● **Written exercise**: Copy the material that follows word for word and omit its pictures.

● **Recorded information**:
----------------
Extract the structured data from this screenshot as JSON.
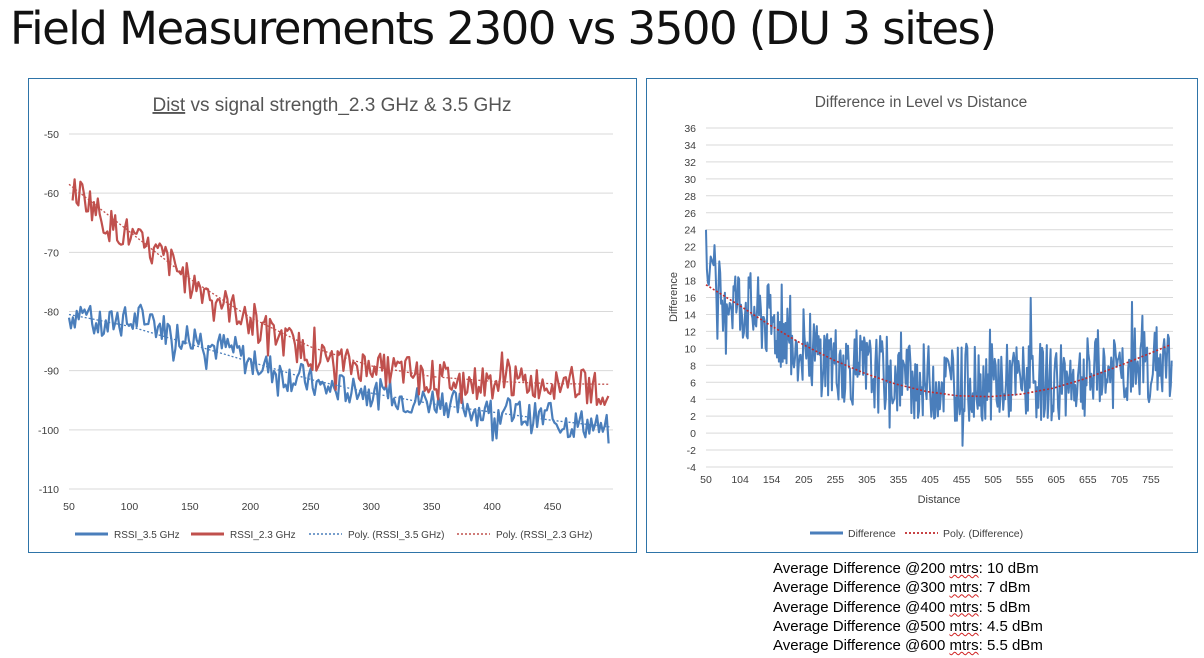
{
  "slide": {
    "title": "Field Measurements 2300 vs 3500 (DU 3 sites)"
  },
  "notes": {
    "lines": [
      {
        "prefix": "Average Difference @200 ",
        "unit": "mtrs",
        "suffix": ": 10 dBm"
      },
      {
        "prefix": "Average Difference @300 ",
        "unit": "mtrs",
        "suffix": ": 7 dBm"
      },
      {
        "prefix": "Average Difference @400 ",
        "unit": "mtrs",
        "suffix": ": 5 dBm"
      },
      {
        "prefix": "Average Difference @500 ",
        "unit": "mtrs",
        "suffix": ": 4.5 dBm"
      },
      {
        "prefix": "Average Difference @600 ",
        "unit": "mtrs",
        "suffix": ": 5.5 dBm"
      }
    ]
  },
  "chart_data": [
    {
      "type": "line",
      "title": "Dist vs signal strength_2.3 GHz & 3.5 GHz",
      "xlabel": "",
      "ylabel": "",
      "xlim": [
        50,
        500
      ],
      "ylim": [
        -110,
        -50
      ],
      "x_ticks": [
        50,
        100,
        150,
        200,
        250,
        300,
        350,
        400,
        450
      ],
      "y_ticks": [
        -50,
        -60,
        -70,
        -80,
        -90,
        -100,
        -110
      ],
      "grid": "horizontal",
      "legend": "bottom",
      "series": [
        {
          "name": "RSSI_3.5 GHz",
          "color": "#4a7ebb",
          "style": "solid",
          "x": [
            50,
            60,
            70,
            80,
            90,
            100,
            110,
            120,
            130,
            140,
            150,
            160,
            170,
            180,
            190,
            200,
            210,
            220,
            230,
            240,
            250,
            260,
            270,
            280,
            290,
            300,
            310,
            320,
            330,
            340,
            350,
            360,
            370,
            380,
            390,
            400,
            410,
            420,
            430,
            440,
            450,
            460,
            470,
            480,
            490,
            497
          ],
          "values": [
            -81,
            -80,
            -82,
            -83,
            -81,
            -82,
            -81,
            -82,
            -83,
            -84,
            -84,
            -85,
            -86,
            -86,
            -87,
            -89,
            -89,
            -90,
            -91,
            -91,
            -92,
            -93,
            -93,
            -93,
            -93,
            -94,
            -94,
            -94,
            -95,
            -95,
            -95,
            -95,
            -96,
            -96,
            -97,
            -97,
            -97,
            -97,
            -98,
            -98,
            -98,
            -99,
            -99,
            -99,
            -100,
            -100
          ]
        },
        {
          "name": "RSSI_2.3 GHz",
          "color": "#c0504d",
          "style": "solid",
          "x": [
            53,
            60,
            70,
            80,
            90,
            100,
            110,
            120,
            130,
            140,
            150,
            160,
            170,
            180,
            190,
            200,
            210,
            220,
            230,
            240,
            250,
            260,
            270,
            280,
            290,
            300,
            310,
            320,
            330,
            340,
            350,
            360,
            370,
            380,
            390,
            400,
            410,
            420,
            430,
            440,
            450,
            460,
            470,
            480,
            490,
            497
          ],
          "values": [
            -60,
            -60,
            -62,
            -65,
            -66,
            -67,
            -69,
            -70,
            -71,
            -73,
            -75,
            -76,
            -77,
            -79,
            -80,
            -82,
            -83,
            -84,
            -85,
            -86,
            -87,
            -88,
            -88,
            -89,
            -89,
            -89,
            -90,
            -90,
            -90,
            -91,
            -91,
            -91,
            -92,
            -92,
            -92,
            -92,
            -92,
            -92,
            -92,
            -92,
            -92,
            -92,
            -92,
            -93,
            -93,
            -93
          ]
        },
        {
          "name": "Poly. (RSSI_3.5 GHz)",
          "color": "#4a7ebb",
          "style": "dotted",
          "x": [
            50,
            100,
            150,
            200,
            250,
            300,
            350,
            400,
            450,
            497
          ],
          "values": [
            -80.5,
            -82.5,
            -85.5,
            -88.5,
            -91.5,
            -93.8,
            -95.6,
            -97.0,
            -98.4,
            -99.5
          ]
        },
        {
          "name": "Poly. (RSSI_2.3 GHz)",
          "color": "#c0504d",
          "style": "dotted",
          "x": [
            50,
            100,
            150,
            200,
            250,
            300,
            350,
            400,
            450,
            497
          ],
          "values": [
            -58.5,
            -66.5,
            -74.5,
            -81.0,
            -86.0,
            -89.2,
            -91.0,
            -91.8,
            -92.2,
            -92.3
          ]
        }
      ]
    },
    {
      "type": "line",
      "title": "Difference in Level vs Distance",
      "xlabel": "Distance",
      "ylabel": "Difference",
      "xlim": [
        50,
        790
      ],
      "ylim": [
        -4,
        36
      ],
      "x_ticks": [
        50,
        104,
        154,
        205,
        255,
        305,
        355,
        405,
        455,
        505,
        555,
        605,
        655,
        705,
        755
      ],
      "y_ticks": [
        36,
        34,
        32,
        30,
        28,
        26,
        24,
        22,
        20,
        18,
        16,
        14,
        12,
        10,
        8,
        6,
        4,
        2,
        0,
        -2,
        -4
      ],
      "grid": "horizontal",
      "legend": "bottom",
      "series": [
        {
          "name": "Difference",
          "color": "#4a7ebb",
          "style": "solid",
          "x": [
            50,
            70,
            90,
            110,
            130,
            150,
            170,
            190,
            210,
            230,
            250,
            270,
            290,
            310,
            330,
            350,
            370,
            390,
            410,
            430,
            450,
            470,
            490,
            510,
            530,
            550,
            570,
            590,
            610,
            630,
            650,
            670,
            690,
            710,
            730,
            750,
            770,
            785
          ],
          "values": [
            20,
            17,
            16,
            15,
            14,
            13,
            12,
            11,
            10,
            9,
            8.5,
            8,
            7.5,
            7,
            7,
            6.5,
            6.5,
            6,
            6,
            6,
            6,
            6,
            6,
            6,
            6,
            6,
            6,
            6,
            6,
            6.5,
            6.5,
            7,
            7,
            7.5,
            8,
            8,
            8.5,
            8.5
          ]
        },
        {
          "name": "Poly. (Difference)",
          "color": "#c0292b",
          "style": "dotted",
          "x": [
            50,
            100,
            150,
            200,
            250,
            300,
            350,
            400,
            450,
            500,
            550,
            600,
            650,
            700,
            750,
            785
          ],
          "values": [
            17.5,
            15.2,
            12.8,
            10.6,
            8.7,
            7.1,
            5.8,
            4.9,
            4.4,
            4.3,
            4.6,
            5.3,
            6.4,
            7.8,
            9.3,
            10.4
          ]
        }
      ]
    }
  ]
}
----------------
● **Correct answer**:
Extract the structured data from this screenshot as JSON.
{
  "slide": {
    "title": "Field Measurements 2300 vs 3500 (DU 3 sites)"
  },
  "notes": {
    "lines": [
      {
        "prefix": "Average Difference @200 ",
        "unit": "mtrs",
        "suffix": ": 10 dBm"
      },
      {
        "prefix": "Average Difference @300 ",
        "unit": "mtrs",
        "suffix": ": 7 dBm"
      },
      {
        "prefix": "Average Difference @400 ",
        "unit": "mtrs",
        "suffix": ": 5 dBm"
      },
      {
        "prefix": "Average Difference @500 ",
        "unit": "mtrs",
        "suffix": ": 4.5 dBm"
      },
      {
        "prefix": "Average Difference @600 ",
        "unit": "mtrs",
        "suffix": ": 5.5 dBm"
      }
    ]
  },
  "chart_data": [
    {
      "type": "line",
      "title": "Dist vs signal strength_2.3 GHz & 3.5 GHz",
      "xlabel": "",
      "ylabel": "",
      "xlim": [
        50,
        500
      ],
      "ylim": [
        -110,
        -50
      ],
      "x_ticks": [
        50,
        100,
        150,
        200,
        250,
        300,
        350,
        400,
        450
      ],
      "y_ticks": [
        -50,
        -60,
        -70,
        -80,
        -90,
        -100,
        -110
      ],
      "grid": "horizontal",
      "legend": "bottom",
      "series": [
        {
          "name": "RSSI_3.5 GHz",
          "color": "#4a7ebb",
          "style": "solid",
          "x": [
            50,
            60,
            70,
            80,
            90,
            100,
            110,
            120,
            130,
            140,
            150,
            160,
            170,
            180,
            190,
            200,
            210,
            220,
            230,
            240,
            250,
            260,
            270,
            280,
            290,
            300,
            310,
            320,
            330,
            340,
            350,
            360,
            370,
            380,
            390,
            400,
            410,
            420,
            430,
            440,
            450,
            460,
            470,
            480,
            490,
            497
          ],
          "values": [
            -81,
            -80,
            -82,
            -83,
            -81,
            -82,
            -81,
            -82,
            -83,
            -84,
            -84,
            -85,
            -86,
            -86,
            -87,
            -89,
            -89,
            -90,
            -91,
            -91,
            -92,
            -93,
            -93,
            -93,
            -93,
            -94,
            -94,
            -94,
            -95,
            -95,
            -95,
            -95,
            -96,
            -96,
            -97,
            -97,
            -97,
            -97,
            -98,
            -98,
            -98,
            -99,
            -99,
            -99,
            -100,
            -100
          ]
        },
        {
          "name": "RSSI_2.3 GHz",
          "color": "#c0504d",
          "style": "solid",
          "x": [
            53,
            60,
            70,
            80,
            90,
            100,
            110,
            120,
            130,
            140,
            150,
            160,
            170,
            180,
            190,
            200,
            210,
            220,
            230,
            240,
            250,
            260,
            270,
            280,
            290,
            300,
            310,
            320,
            330,
            340,
            350,
            360,
            370,
            380,
            390,
            400,
            410,
            420,
            430,
            440,
            450,
            460,
            470,
            480,
            490,
            497
          ],
          "values": [
            -60,
            -60,
            -62,
            -65,
            -66,
            -67,
            -69,
            -70,
            -71,
            -73,
            -75,
            -76,
            -77,
            -79,
            -80,
            -82,
            -83,
            -84,
            -85,
            -86,
            -87,
            -88,
            -88,
            -89,
            -89,
            -89,
            -90,
            -90,
            -90,
            -91,
            -91,
            -91,
            -92,
            -92,
            -92,
            -92,
            -92,
            -92,
            -92,
            -92,
            -92,
            -92,
            -92,
            -93,
            -93,
            -93
          ]
        },
        {
          "name": "Poly. (RSSI_3.5 GHz)",
          "color": "#4a7ebb",
          "style": "dotted",
          "x": [
            50,
            100,
            150,
            200,
            250,
            300,
            350,
            400,
            450,
            497
          ],
          "values": [
            -80.5,
            -82.5,
            -85.5,
            -88.5,
            -91.5,
            -93.8,
            -95.6,
            -97.0,
            -98.4,
            -99.5
          ]
        },
        {
          "name": "Poly. (RSSI_2.3 GHz)",
          "color": "#c0504d",
          "style": "dotted",
          "x": [
            50,
            100,
            150,
            200,
            250,
            300,
            350,
            400,
            450,
            497
          ],
          "values": [
            -58.5,
            -66.5,
            -74.5,
            -81.0,
            -86.0,
            -89.2,
            -91.0,
            -91.8,
            -92.2,
            -92.3
          ]
        }
      ]
    },
    {
      "type": "line",
      "title": "Difference in Level vs Distance",
      "xlabel": "Distance",
      "ylabel": "Difference",
      "xlim": [
        50,
        790
      ],
      "ylim": [
        -4,
        36
      ],
      "x_ticks": [
        50,
        104,
        154,
        205,
        255,
        305,
        355,
        405,
        455,
        505,
        555,
        605,
        655,
        705,
        755
      ],
      "y_ticks": [
        36,
        34,
        32,
        30,
        28,
        26,
        24,
        22,
        20,
        18,
        16,
        14,
        12,
        10,
        8,
        6,
        4,
        2,
        0,
        -2,
        -4
      ],
      "grid": "horizontal",
      "legend": "bottom",
      "series": [
        {
          "name": "Difference",
          "color": "#4a7ebb",
          "style": "solid",
          "x": [
            50,
            70,
            90,
            110,
            130,
            150,
            170,
            190,
            210,
            230,
            250,
            270,
            290,
            310,
            330,
            350,
            370,
            390,
            410,
            430,
            450,
            470,
            490,
            510,
            530,
            550,
            570,
            590,
            610,
            630,
            650,
            670,
            690,
            710,
            730,
            750,
            770,
            785
          ],
          "values": [
            20,
            17,
            16,
            15,
            14,
            13,
            12,
            11,
            10,
            9,
            8.5,
            8,
            7.5,
            7,
            7,
            6.5,
            6.5,
            6,
            6,
            6,
            6,
            6,
            6,
            6,
            6,
            6,
            6,
            6,
            6,
            6.5,
            6.5,
            7,
            7,
            7.5,
            8,
            8,
            8.5,
            8.5
          ]
        },
        {
          "name": "Poly. (Difference)",
          "color": "#c0292b",
          "style": "dotted",
          "x": [
            50,
            100,
            150,
            200,
            250,
            300,
            350,
            400,
            450,
            500,
            550,
            600,
            650,
            700,
            750,
            785
          ],
          "values": [
            17.5,
            15.2,
            12.8,
            10.6,
            8.7,
            7.1,
            5.8,
            4.9,
            4.4,
            4.3,
            4.6,
            5.3,
            6.4,
            7.8,
            9.3,
            10.4
          ]
        }
      ]
    }
  ]
}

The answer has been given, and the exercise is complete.